#### PROBLEM DESCRIPTION:
Pull out every line with the word "sold" from the entries below.

#### MATERIAL FOR THIS EXERCISE:
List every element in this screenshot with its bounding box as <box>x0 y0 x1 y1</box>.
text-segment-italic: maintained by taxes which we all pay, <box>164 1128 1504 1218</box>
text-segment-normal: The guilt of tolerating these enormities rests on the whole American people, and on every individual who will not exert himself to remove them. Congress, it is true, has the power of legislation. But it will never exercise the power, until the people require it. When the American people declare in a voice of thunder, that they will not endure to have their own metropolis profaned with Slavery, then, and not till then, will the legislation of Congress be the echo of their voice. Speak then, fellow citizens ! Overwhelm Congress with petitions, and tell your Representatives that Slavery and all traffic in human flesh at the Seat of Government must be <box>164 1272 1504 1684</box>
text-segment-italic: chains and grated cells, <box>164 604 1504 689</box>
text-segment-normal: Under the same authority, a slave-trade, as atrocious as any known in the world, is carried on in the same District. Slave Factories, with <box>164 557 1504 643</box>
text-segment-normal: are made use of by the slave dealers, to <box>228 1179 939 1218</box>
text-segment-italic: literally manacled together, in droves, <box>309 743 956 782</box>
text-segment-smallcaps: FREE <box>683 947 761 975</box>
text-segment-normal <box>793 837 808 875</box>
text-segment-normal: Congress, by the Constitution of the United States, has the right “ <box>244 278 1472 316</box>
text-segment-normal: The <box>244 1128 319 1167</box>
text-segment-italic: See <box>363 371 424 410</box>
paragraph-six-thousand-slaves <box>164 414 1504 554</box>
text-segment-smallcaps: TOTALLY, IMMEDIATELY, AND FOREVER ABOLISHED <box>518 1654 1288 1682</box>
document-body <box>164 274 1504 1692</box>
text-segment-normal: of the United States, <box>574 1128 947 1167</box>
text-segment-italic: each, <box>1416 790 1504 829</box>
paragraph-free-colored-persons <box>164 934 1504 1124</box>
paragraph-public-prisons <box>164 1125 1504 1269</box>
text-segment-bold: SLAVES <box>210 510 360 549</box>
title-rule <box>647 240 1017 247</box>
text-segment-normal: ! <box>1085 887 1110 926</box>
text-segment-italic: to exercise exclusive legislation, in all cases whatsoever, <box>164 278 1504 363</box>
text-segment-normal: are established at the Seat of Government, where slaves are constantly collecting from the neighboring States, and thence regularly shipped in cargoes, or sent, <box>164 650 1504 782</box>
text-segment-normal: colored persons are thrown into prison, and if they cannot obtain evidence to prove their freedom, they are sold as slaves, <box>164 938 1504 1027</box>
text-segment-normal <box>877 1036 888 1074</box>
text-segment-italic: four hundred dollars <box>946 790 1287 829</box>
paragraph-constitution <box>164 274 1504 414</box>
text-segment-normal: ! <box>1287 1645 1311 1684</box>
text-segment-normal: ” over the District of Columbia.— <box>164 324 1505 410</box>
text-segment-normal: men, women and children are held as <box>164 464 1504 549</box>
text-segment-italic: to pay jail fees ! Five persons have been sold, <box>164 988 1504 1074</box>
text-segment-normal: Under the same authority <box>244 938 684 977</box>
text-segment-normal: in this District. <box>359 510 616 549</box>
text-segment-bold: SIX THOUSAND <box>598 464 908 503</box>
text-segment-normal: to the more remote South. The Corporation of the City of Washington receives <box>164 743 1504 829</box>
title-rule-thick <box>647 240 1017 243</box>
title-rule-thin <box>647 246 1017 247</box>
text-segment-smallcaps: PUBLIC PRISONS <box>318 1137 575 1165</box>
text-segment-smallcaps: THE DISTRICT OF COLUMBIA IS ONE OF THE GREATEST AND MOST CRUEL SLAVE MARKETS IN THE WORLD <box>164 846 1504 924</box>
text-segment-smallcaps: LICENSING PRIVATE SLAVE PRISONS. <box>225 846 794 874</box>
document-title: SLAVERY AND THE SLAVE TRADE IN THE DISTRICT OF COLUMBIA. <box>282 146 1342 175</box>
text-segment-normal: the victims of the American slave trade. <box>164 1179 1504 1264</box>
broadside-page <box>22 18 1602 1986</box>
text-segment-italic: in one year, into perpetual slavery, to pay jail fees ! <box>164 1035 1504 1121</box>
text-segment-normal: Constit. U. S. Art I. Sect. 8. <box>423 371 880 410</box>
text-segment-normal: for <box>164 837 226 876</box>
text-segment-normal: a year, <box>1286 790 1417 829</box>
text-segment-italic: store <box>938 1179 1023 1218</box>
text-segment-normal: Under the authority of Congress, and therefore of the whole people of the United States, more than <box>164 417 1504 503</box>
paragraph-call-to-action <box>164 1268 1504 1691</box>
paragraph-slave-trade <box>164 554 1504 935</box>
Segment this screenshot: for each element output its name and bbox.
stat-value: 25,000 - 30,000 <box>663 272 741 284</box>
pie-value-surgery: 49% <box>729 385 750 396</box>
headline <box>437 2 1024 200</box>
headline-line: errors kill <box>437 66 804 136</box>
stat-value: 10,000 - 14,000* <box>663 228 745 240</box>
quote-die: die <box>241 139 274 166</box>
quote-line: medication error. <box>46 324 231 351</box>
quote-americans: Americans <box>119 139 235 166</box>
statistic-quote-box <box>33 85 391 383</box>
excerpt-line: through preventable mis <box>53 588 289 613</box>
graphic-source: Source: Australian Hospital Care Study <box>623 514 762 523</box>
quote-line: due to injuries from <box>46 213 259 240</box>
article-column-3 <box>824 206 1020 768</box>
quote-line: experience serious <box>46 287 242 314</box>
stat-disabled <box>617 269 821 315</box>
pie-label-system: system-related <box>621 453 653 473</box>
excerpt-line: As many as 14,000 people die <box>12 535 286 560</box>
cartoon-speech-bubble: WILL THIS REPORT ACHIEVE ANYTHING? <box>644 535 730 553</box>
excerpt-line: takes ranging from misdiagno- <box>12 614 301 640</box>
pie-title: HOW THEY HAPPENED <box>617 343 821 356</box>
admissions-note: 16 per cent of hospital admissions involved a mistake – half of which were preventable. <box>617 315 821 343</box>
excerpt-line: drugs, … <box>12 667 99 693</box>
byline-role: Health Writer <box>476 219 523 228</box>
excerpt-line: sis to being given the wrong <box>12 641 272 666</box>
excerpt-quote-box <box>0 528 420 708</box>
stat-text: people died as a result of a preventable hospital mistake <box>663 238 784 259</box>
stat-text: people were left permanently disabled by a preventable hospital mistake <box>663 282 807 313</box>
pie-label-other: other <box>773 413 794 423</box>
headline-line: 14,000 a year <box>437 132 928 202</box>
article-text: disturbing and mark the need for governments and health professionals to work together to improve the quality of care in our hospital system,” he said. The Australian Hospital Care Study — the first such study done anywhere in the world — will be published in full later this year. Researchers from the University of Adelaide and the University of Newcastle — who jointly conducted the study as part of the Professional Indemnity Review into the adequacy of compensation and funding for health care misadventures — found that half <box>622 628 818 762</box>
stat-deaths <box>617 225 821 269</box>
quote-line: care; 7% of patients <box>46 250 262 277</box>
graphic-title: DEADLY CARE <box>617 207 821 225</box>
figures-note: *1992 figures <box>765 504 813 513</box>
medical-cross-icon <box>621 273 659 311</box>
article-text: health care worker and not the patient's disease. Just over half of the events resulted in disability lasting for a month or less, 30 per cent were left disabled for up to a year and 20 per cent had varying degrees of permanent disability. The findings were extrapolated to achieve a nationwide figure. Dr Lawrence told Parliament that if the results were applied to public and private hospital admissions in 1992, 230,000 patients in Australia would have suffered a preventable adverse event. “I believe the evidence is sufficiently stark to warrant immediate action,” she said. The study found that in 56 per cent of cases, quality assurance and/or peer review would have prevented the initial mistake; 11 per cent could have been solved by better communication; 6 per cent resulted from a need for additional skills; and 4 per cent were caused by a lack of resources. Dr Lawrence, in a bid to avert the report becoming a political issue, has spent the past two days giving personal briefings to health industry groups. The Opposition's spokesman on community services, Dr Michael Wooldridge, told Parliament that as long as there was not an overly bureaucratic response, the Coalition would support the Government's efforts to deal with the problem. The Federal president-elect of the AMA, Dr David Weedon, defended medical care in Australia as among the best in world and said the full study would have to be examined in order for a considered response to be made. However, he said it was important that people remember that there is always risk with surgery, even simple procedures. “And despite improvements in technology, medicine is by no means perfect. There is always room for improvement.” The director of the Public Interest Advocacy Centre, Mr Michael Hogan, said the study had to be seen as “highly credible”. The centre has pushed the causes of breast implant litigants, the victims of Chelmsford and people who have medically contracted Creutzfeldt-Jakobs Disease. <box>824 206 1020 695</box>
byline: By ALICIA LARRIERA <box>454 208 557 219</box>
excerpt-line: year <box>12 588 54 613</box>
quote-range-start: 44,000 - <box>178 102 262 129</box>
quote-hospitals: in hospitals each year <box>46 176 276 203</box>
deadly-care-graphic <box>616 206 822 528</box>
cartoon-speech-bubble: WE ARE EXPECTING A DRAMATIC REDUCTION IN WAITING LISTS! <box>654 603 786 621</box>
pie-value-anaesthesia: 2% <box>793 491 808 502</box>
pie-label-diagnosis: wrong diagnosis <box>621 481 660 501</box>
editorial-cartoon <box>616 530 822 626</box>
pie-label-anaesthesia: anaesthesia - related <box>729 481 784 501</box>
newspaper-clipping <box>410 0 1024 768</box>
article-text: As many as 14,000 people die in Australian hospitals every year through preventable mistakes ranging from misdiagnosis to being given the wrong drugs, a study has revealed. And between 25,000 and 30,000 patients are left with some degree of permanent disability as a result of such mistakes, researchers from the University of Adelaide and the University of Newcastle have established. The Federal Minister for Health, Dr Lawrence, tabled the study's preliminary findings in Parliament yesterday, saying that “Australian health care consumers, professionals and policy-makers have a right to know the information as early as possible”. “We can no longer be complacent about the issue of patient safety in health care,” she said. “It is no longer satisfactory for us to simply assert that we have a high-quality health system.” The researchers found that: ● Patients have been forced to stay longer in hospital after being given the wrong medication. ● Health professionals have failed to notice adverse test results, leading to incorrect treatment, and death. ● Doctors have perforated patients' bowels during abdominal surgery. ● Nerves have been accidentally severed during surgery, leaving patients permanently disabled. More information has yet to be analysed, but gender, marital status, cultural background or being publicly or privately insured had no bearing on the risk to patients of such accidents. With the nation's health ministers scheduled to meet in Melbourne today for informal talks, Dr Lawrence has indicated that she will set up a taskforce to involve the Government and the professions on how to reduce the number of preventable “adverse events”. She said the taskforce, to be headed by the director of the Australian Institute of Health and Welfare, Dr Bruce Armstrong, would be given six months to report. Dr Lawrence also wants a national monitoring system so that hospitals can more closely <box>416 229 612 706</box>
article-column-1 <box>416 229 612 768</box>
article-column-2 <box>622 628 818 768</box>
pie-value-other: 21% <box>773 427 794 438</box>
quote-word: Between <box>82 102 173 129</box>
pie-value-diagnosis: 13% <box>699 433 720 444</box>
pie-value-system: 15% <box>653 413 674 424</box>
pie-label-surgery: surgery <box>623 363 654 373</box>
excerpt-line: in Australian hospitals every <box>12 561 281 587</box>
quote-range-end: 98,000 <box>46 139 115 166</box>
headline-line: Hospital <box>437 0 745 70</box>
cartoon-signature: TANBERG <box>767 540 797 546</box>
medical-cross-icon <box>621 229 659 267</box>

#### EXERCISE ANSWER:
text-segment-normal: colored persons are thrown into prison, and if they cannot obtain evidence to prove their freedom, they are sold as slaves, <box>164 938 1504 1027</box>
text-segment-italic: to pay jail fees ! Five persons have been sold, <box>164 988 1504 1074</box>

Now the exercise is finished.